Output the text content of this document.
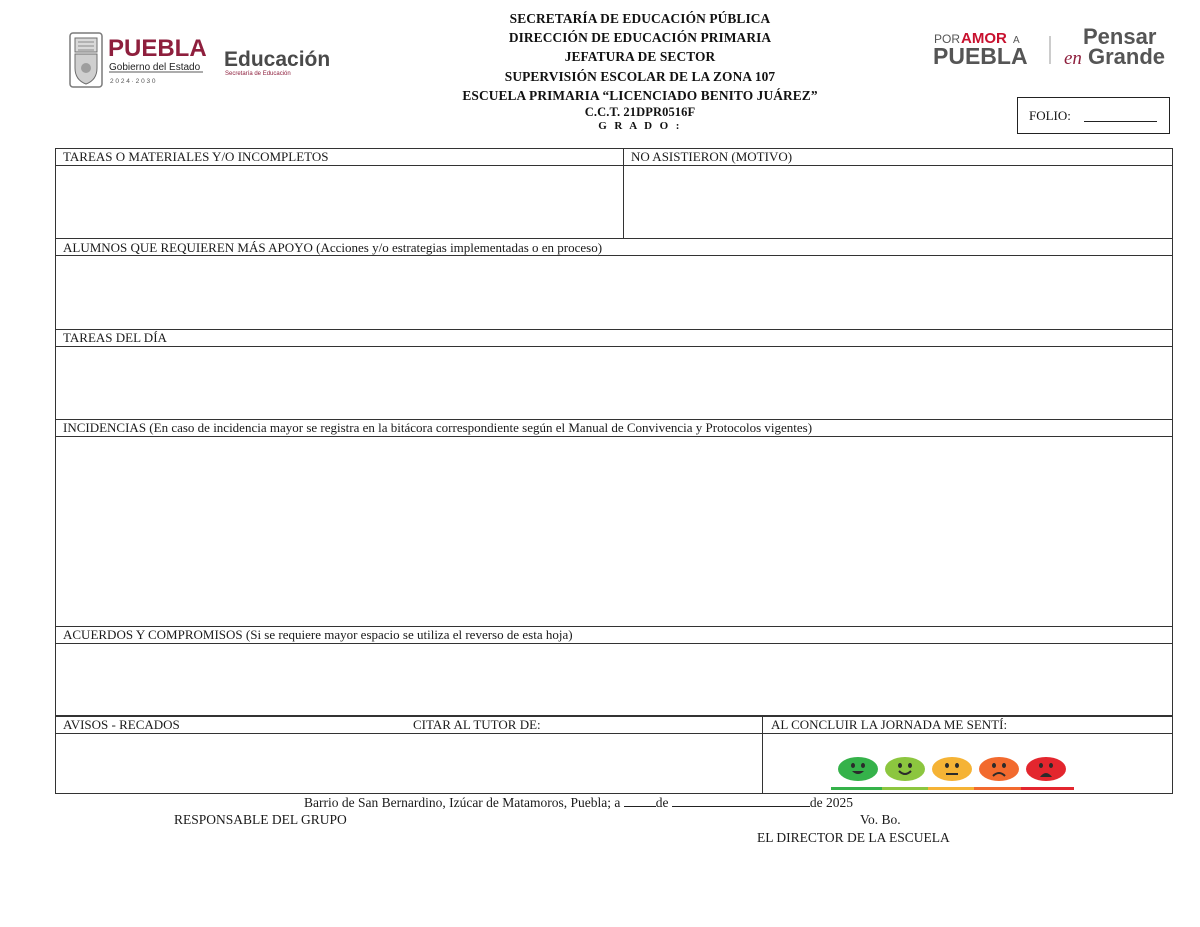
PUEBLA
Gobierno del Estado
2 0 2 4 · 2 0 3 0
Educación
Secretaría de Educación
SECRETARÍA DE EDUCACIÓN PÚBLICA
DIRECCIÓN DE EDUCACIÓN PRIMARIA
JEFATURA DE SECTOR
SUPERVISIÓN ESCOLAR DE LA ZONA 107
ESCUELA PRIMARIA “LICENCIADO BENITO JUÁREZ”
C.C.T. 21DPR0516F
G R A D O :
POR AMOR A
PUEBLA
Pensar
en Grande
FOLIO:
TAREAS O MATERIALES Y/O INCOMPLETOS	NO ASISTIERON (MOTIVO)
ALUMNOS QUE REQUIEREN MÁS APOYO (Acciones y/o estrategias implementadas o en proceso)
TAREAS DEL DÍA
INCIDENCIAS (En caso de incidencia mayor se registra en la bitácora correspondiente según el Manual de Convivencia y Protocolos vigentes)
ACUERDOS Y COMPROMISOS (Si se requiere mayor espacio se utiliza el reverso de esta hoja)
AVISOS - RECADOS	CITAR AL TUTOR DE:	AL CONCLUIR LA JORNADA ME SENTÍ:
Barrio de San Bernardino, Izúcar de Matamoros, Puebla; a	de	de 2025
RESPONSABLE DEL GRUPO	Vo. Bo.
EL DIRECTOR DE LA ESCUELA
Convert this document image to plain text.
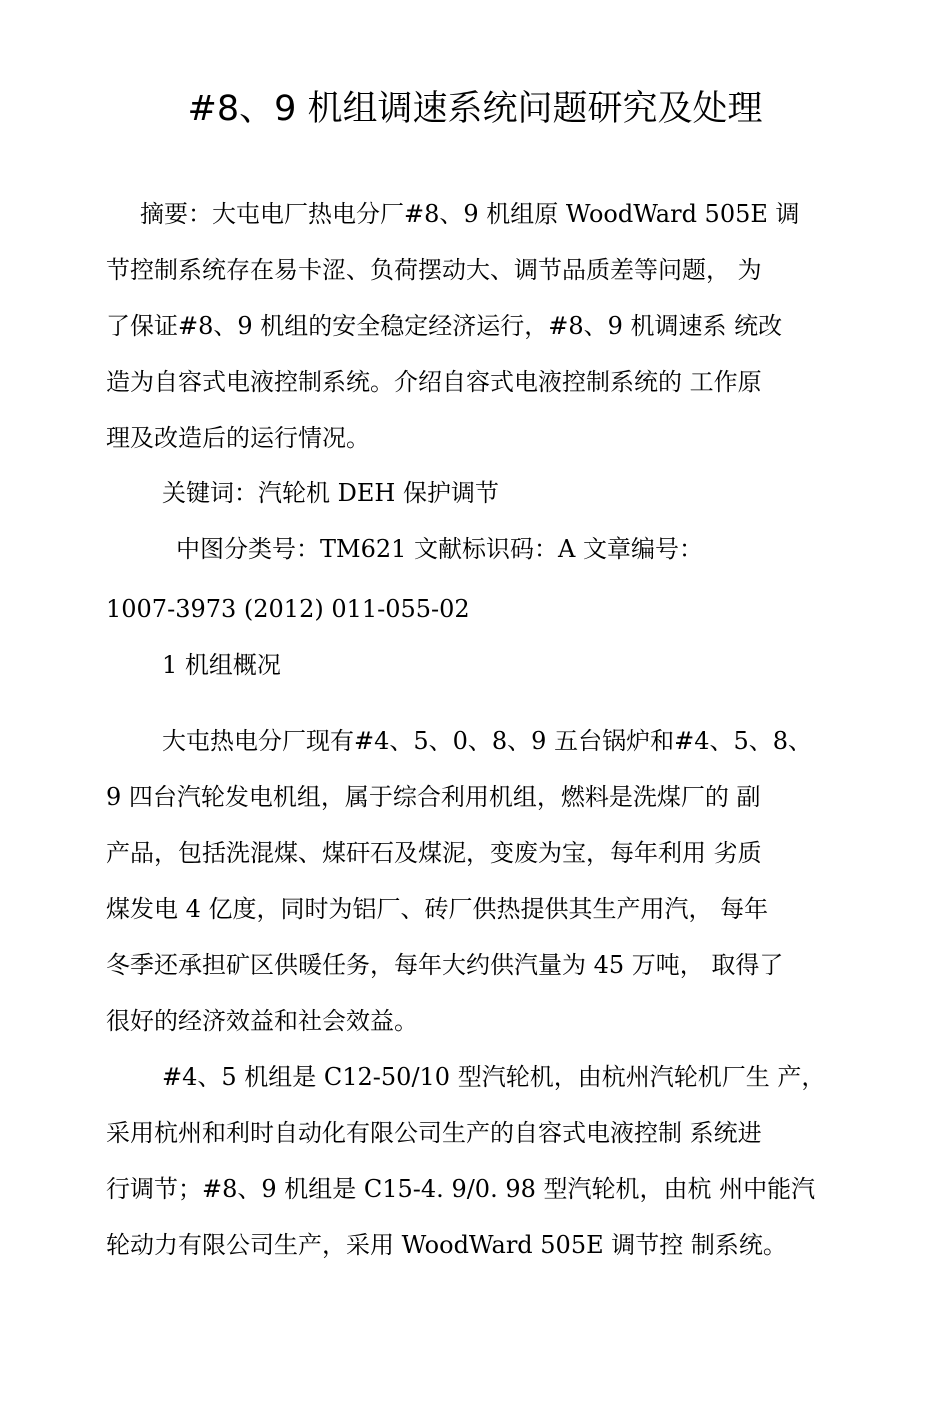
#8、9 机组调速系统问题研究及处理
摘要：大屯电厂热电分厂#8、9 机组原 WoodWard 505E 调
节控制系统存在易卡涩、负荷摆动大、调节品质差等问题， 为
了保证#8、9 机组的安全稳定经济运行，#8、9 机调速系 统改
造为自容式电液控制系统。介绍自容式电液控制系统的 工作原
理及改造后的运行情况。
关键词：汽轮机 DEH 保护调节
中图分类号：TM621 文献标识码：A 文章编号：
1007-3973 (2012) 011-055-02
1 机组概况
大屯热电分厂现有#4、5、0、8、9 五台锅炉和#4、5、8、
9 四台汽轮发电机组，属于综合利用机组，燃料是洗煤厂的 副
产品，包括洗混煤、煤矸石及煤泥，变废为宝，每年利用 劣质
煤发电 4 亿度，同时为铝厂、砖厂供热提供其生产用汽， 每年
冬季还承担矿区供暖任务，每年大约供汽量为 45 万吨， 取得了
很好的经济效益和社会效益。
#4、5 机组是 C12-50/10 型汽轮机，由杭州汽轮机厂生 产，
采用杭州和利时自动化有限公司生产的自容式电液控制 系统进
行调节；#8、9 机组是 C15-4. 9/0. 98 型汽轮机，由杭 州中能汽
轮动力有限公司生产，采用 WoodWard 505E 调节控 制系统。
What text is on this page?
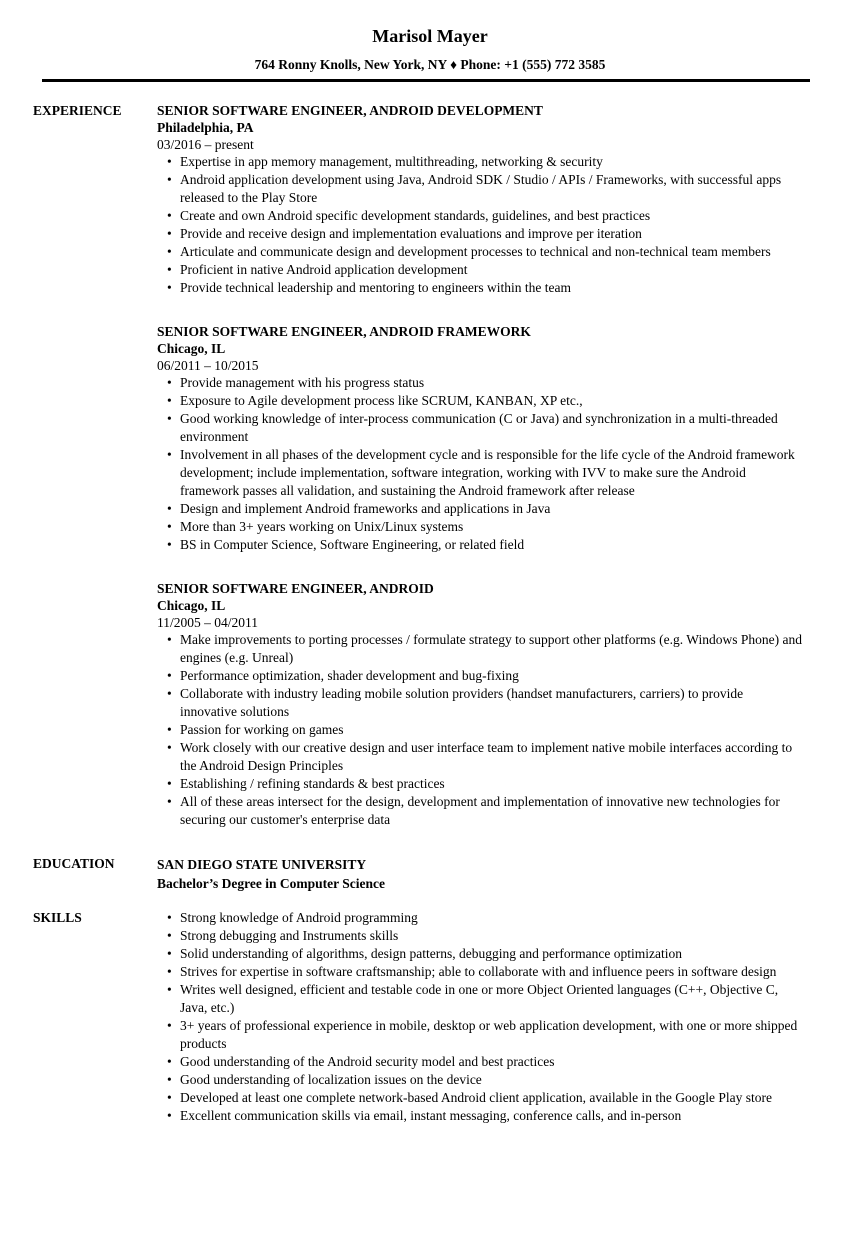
Marisol Mayer
764 Ronny Knolls, New York, NY ♦ Phone: +1 (555) 772 3585
EXPERIENCE	SENIOR SOFTWARE ENGINEER, ANDROID DEVELOPMENT
Philadelphia, PA
03/2016 – present
• Expertise in app memory management, multithreading, networking & security
• Android application development using Java, Android SDK / Studio / APIs / Frameworks, with successful apps released to the Play Store
• Create and own Android specific development standards, guidelines, and best practices
• Provide and receive design and implementation evaluations and improve per iteration
• Articulate and communicate design and development processes to technical and non-technical team members
• Proficient in native Android application development
• Provide technical leadership and mentoring to engineers within the team
SENIOR SOFTWARE ENGINEER, ANDROID FRAMEWORK
Chicago, IL
06/2011 – 10/2015
• Provide management with his progress status
• Exposure to Agile development process like SCRUM, KANBAN, XP etc.,
• Good working knowledge of inter-process communication (C or Java) and synchronization in a multi-threaded environment
• Involvement in all phases of the development cycle and is responsible for the life cycle of the Android framework development; include implementation, software integration, working with IVV to make sure the Android framework passes all validation, and sustaining the Android framework after release
• Design and implement Android frameworks and applications in Java
• More than 3+ years working on Unix/Linux systems
• BS in Computer Science, Software Engineering, or related field
SENIOR SOFTWARE ENGINEER, ANDROID
Chicago, IL
11/2005 – 04/2011
• Make improvements to porting processes / formulate strategy to support other platforms (e.g. Windows Phone) and engines (e.g. Unreal)
• Performance optimization, shader development and bug-fixing
• Collaborate with industry leading mobile solution providers (handset manufacturers, carriers) to provide innovative solutions
• Passion for working on games
• Work closely with our creative design and user interface team to implement native mobile interfaces according to the Android Design Principles
• Establishing / refining standards & best practices
• All of these areas intersect for the design, development and implementation of innovative new technologies for securing our customer's enterprise data
EDUCATION	SAN DIEGO STATE UNIVERSITY
Bachelor’s Degree in Computer Science
SKILLS	• Strong knowledge of Android programming
• Strong debugging and Instruments skills
• Solid understanding of algorithms, design patterns, debugging and performance optimization
• Strives for expertise in software craftsmanship; able to collaborate with and influence peers in software design
• Writes well designed, efficient and testable code in one or more Object Oriented languages (C++, Objective C, Java, etc.)
• 3+ years of professional experience in mobile, desktop or web application development, with one or more shipped products
• Good understanding of the Android security model and best practices
• Good understanding of localization issues on the device
• Developed at least one complete network-based Android client application, available in the Google Play store
• Excellent communication skills via email, instant messaging, conference calls, and in-person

───

*GOAL*:
Without the pictures, return the entries exactly as they appear.

*FINAL RESULT*:
Output the text content of this document.
PUEBLA
Gobierno del Estado
2 0 2 4 · 2 0 3 0
Educación
Secretaría de Educación
SECRETARÍA DE EDUCACIÓN PÚBLICA
DIRECCIÓN DE EDUCACIÓN PRIMARIA
JEFATURA DE SECTOR
SUPERVISIÓN ESCOLAR DE LA ZONA 107
ESCUELA PRIMARIA “LICENCIADO BENITO JUÁREZ”
C.C.T. 21DPR0516F
G R A D O :
POR AMOR A
PUEBLA
Pensar
en Grande
FOLIO:
TAREAS O MATERIALES Y/O INCOMPLETOS	NO ASISTIERON (MOTIVO)
ALUMNOS QUE REQUIEREN MÁS APOYO (Acciones y/o estrategias implementadas o en proceso)
TAREAS DEL DÍA
INCIDENCIAS (En caso de incidencia mayor se registra en la bitácora correspondiente según el Manual de Convivencia y Protocolos vigentes)
ACUERDOS Y COMPROMISOS (Si se requiere mayor espacio se utiliza el reverso de esta hoja)
AVISOS - RECADOS	CITAR AL TUTOR DE:	AL CONCLUIR LA JORNADA ME SENTÍ:
Barrio de San Bernardino, Izúcar de Matamoros, Puebla; a	de	de 2025
RESPONSABLE DEL GRUPO	Vo. Bo.
EL DIRECTOR DE LA ESCUELA
Convert this document image to plain text.
#8、9 机组调速系统问题研究及处理
摘要：大屯电厂热电分厂#8、9 机组原 WoodWard 505E 调
节控制系统存在易卡涩、负荷摆动大、调节品质差等问题， 为
了保证#8、9 机组的安全稳定经济运行，#8、9 机调速系 统改
造为自容式电液控制系统。介绍自容式电液控制系统的 工作原
理及改造后的运行情况。
关键词：汽轮机 DEH 保护调节
中图分类号：TM621 文献标识码：A 文章编号：
1007-3973 (2012) 011-055-02
1 机组概况
大屯热电分厂现有#4、5、0、8、9 五台锅炉和#4、5、8、
9 四台汽轮发电机组，属于综合利用机组，燃料是洗煤厂的 副
产品，包括洗混煤、煤矸石及煤泥，变废为宝，每年利用 劣质
煤发电 4 亿度，同时为铝厂、砖厂供热提供其生产用汽， 每年
冬季还承担矿区供暖任务，每年大约供汽量为 45 万吨， 取得了
很好的经济效益和社会效益。
#4、5 机组是 C12-50/10 型汽轮机，由杭州汽轮机厂生 产，
采用杭州和利时自动化有限公司生产的自容式电液控制 系统进
行调节；#8、9 机组是 C15-4. 9/0. 98 型汽轮机，由杭 州中能汽
轮动力有限公司生产，采用 WoodWard 505E 调节控 制系统。
What text is on this page?
Marisol Mayer
764 Ronny Knolls, New York, NY ♦ Phone: +1 (555) 772 3585
EXPERIENCE	SENIOR SOFTWARE ENGINEER, ANDROID DEVELOPMENT
Philadelphia, PA
03/2016 – present
• Expertise in app memory management, multithreading, networking & security
• Android application development using Java, Android SDK / Studio / APIs / Frameworks, with successful apps released to the Play Store
• Create and own Android specific development standards, guidelines, and best practices
• Provide and receive design and implementation evaluations and improve per iteration
• Articulate and communicate design and development processes to technical and non-technical team members
• Proficient in native Android application development
• Provide technical leadership and mentoring to engineers within the team
SENIOR SOFTWARE ENGINEER, ANDROID FRAMEWORK
Chicago, IL
06/2011 – 10/2015
• Provide management with his progress status
• Exposure to Agile development process like SCRUM, KANBAN, XP etc.,
• Good working knowledge of inter-process communication (C or Java) and synchronization in a multi-threaded environment
• Involvement in all phases of the development cycle and is responsible for the life cycle of the Android framework development; include implementation, software integration, working with IVV to make sure the Android framework passes all validation, and sustaining the Android framework after release
• Design and implement Android frameworks and applications in Java
• More than 3+ years working on Unix/Linux systems
• BS in Computer Science, Software Engineering, or related field
SENIOR SOFTWARE ENGINEER, ANDROID
Chicago, IL
11/2005 – 04/2011
• Make improvements to porting processes / formulate strategy to support other platforms (e.g. Windows Phone) and engines (e.g. Unreal)
• Performance optimization, shader development and bug-fixing
• Collaborate with industry leading mobile solution providers (handset manufacturers, carriers) to provide innovative solutions
• Passion for working on games
• Work closely with our creative design and user interface team to implement native mobile interfaces according to the Android Design Principles
• Establishing / refining standards & best practices
• All of these areas intersect for the design, development and implementation of innovative new technologies for securing our customer's enterprise data
EDUCATION	SAN DIEGO STATE UNIVERSITY
Bachelor’s Degree in Computer Science
SKILLS	• Strong knowledge of Android programming
• Strong debugging and Instruments skills
• Solid understanding of algorithms, design patterns, debugging and performance optimization
• Strives for expertise in software craftsmanship; able to collaborate with and influence peers in software design
• Writes well designed, efficient and testable code in one or more Object Oriented languages (C++, Objective C, Java, etc.)
• 3+ years of professional experience in mobile, desktop or web application development, with one or more shipped products
• Good understanding of the Android security model and best practices
• Good understanding of localization issues on the device
• Developed at least one complete network-based Android client application, available in the Google Play store
• Excellent communication skills via email, instant messaging, conference calls, and in-person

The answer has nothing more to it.